** Begin **
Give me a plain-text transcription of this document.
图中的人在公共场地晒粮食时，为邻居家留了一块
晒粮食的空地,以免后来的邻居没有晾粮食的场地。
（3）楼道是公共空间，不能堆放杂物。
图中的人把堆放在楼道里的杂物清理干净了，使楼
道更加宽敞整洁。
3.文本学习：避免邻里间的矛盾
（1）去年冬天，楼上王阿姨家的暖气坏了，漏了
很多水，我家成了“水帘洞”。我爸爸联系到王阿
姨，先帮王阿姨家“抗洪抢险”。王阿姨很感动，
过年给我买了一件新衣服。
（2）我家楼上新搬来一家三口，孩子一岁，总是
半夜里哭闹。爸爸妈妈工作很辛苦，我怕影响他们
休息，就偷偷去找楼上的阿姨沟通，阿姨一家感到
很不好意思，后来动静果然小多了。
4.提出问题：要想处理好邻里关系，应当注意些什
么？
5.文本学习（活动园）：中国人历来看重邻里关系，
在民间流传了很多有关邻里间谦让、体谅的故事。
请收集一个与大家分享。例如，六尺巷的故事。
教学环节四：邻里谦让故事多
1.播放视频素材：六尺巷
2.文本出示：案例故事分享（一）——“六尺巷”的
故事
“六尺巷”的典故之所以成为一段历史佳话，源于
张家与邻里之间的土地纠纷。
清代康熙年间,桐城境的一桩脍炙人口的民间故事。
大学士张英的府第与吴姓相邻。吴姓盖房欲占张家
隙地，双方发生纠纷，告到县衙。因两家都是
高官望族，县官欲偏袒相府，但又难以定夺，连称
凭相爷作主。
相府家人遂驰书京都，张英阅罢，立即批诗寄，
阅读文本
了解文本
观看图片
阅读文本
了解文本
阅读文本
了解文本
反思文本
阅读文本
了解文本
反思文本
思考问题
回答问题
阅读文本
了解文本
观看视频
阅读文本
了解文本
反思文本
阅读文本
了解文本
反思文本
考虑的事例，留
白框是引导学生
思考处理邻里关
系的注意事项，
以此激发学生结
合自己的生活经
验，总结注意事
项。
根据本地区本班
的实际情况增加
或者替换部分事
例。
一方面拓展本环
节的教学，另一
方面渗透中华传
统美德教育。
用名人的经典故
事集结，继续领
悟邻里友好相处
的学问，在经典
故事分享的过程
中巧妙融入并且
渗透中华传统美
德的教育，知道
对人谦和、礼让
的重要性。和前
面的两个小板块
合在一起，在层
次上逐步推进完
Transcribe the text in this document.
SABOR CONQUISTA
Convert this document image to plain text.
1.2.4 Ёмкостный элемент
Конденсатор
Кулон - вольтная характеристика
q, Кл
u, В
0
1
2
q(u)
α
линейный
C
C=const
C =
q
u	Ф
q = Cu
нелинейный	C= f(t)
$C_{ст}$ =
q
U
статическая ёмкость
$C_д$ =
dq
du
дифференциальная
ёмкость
** End **
Every line above should be written out again exactly as it stands.

Give me a plain-text transcription of this document.
图中的人在公共场地晒粮食时，为邻居家留了一块
晒粮食的空地,以免后来的邻居没有晾粮食的场地。
（3）楼道是公共空间，不能堆放杂物。
图中的人把堆放在楼道里的杂物清理干净了，使楼
道更加宽敞整洁。
3.文本学习：避免邻里间的矛盾
（1）去年冬天，楼上王阿姨家的暖气坏了，漏了
很多水，我家成了“水帘洞”。我爸爸联系到王阿
姨，先帮王阿姨家“抗洪抢险”。王阿姨很感动，
过年给我买了一件新衣服。
（2）我家楼上新搬来一家三口，孩子一岁，总是
半夜里哭闹。爸爸妈妈工作很辛苦，我怕影响他们
休息，就偷偷去找楼上的阿姨沟通，阿姨一家感到
很不好意思，后来动静果然小多了。
4.提出问题：要想处理好邻里关系，应当注意些什
么？
5.文本学习（活动园）：中国人历来看重邻里关系，
在民间流传了很多有关邻里间谦让、体谅的故事。
请收集一个与大家分享。例如，六尺巷的故事。
教学环节四：邻里谦让故事多
1.播放视频素材：六尺巷
2.文本出示：案例故事分享（一）——“六尺巷”的
故事
“六尺巷”的典故之所以成为一段历史佳话，源于
张家与邻里之间的土地纠纷。
清代康熙年间,桐城境的一桩脍炙人口的民间故事。
大学士张英的府第与吴姓相邻。吴姓盖房欲占张家
隙地，双方发生纠纷，告到县衙。因两家都是
高官望族，县官欲偏袒相府，但又难以定夺，连称
凭相爷作主。
相府家人遂驰书京都，张英阅罢，立即批诗寄，
阅读文本
了解文本
观看图片
阅读文本
了解文本
阅读文本
了解文本
反思文本
阅读文本
了解文本
反思文本
思考问题
回答问题
阅读文本
了解文本
观看视频
阅读文本
了解文本
反思文本
阅读文本
了解文本
反思文本
考虑的事例，留
白框是引导学生
思考处理邻里关
系的注意事项，
以此激发学生结
合自己的生活经
验，总结注意事
项。
根据本地区本班
的实际情况增加
或者替换部分事
例。
一方面拓展本环
节的教学，另一
方面渗透中华传
统美德教育。
用名人的经典故
事集结，继续领
悟邻里友好相处
的学问，在经典
故事分享的过程
中巧妙融入并且
渗透中华传统美
德的教育，知道
对人谦和、礼让
的重要性。和前
面的两个小板块
合在一起，在层
次上逐步推进完
Transcribe the text in this document.
SABOR CONQUISTA
Convert this document image to plain text.
1.2.4 Ёмкостный элемент
Конденсатор
Кулон - вольтная характеристика
q, Кл
u, В
0
1
2
q(u)
α
линейный
C
C=const
C =
q
u	Ф
q = Cu
нелинейный	C= f(t)
$C_{ст}$ =
q
U
статическая ёмкость
$C_д$ =
dq
du
дифференциальная
ёмкость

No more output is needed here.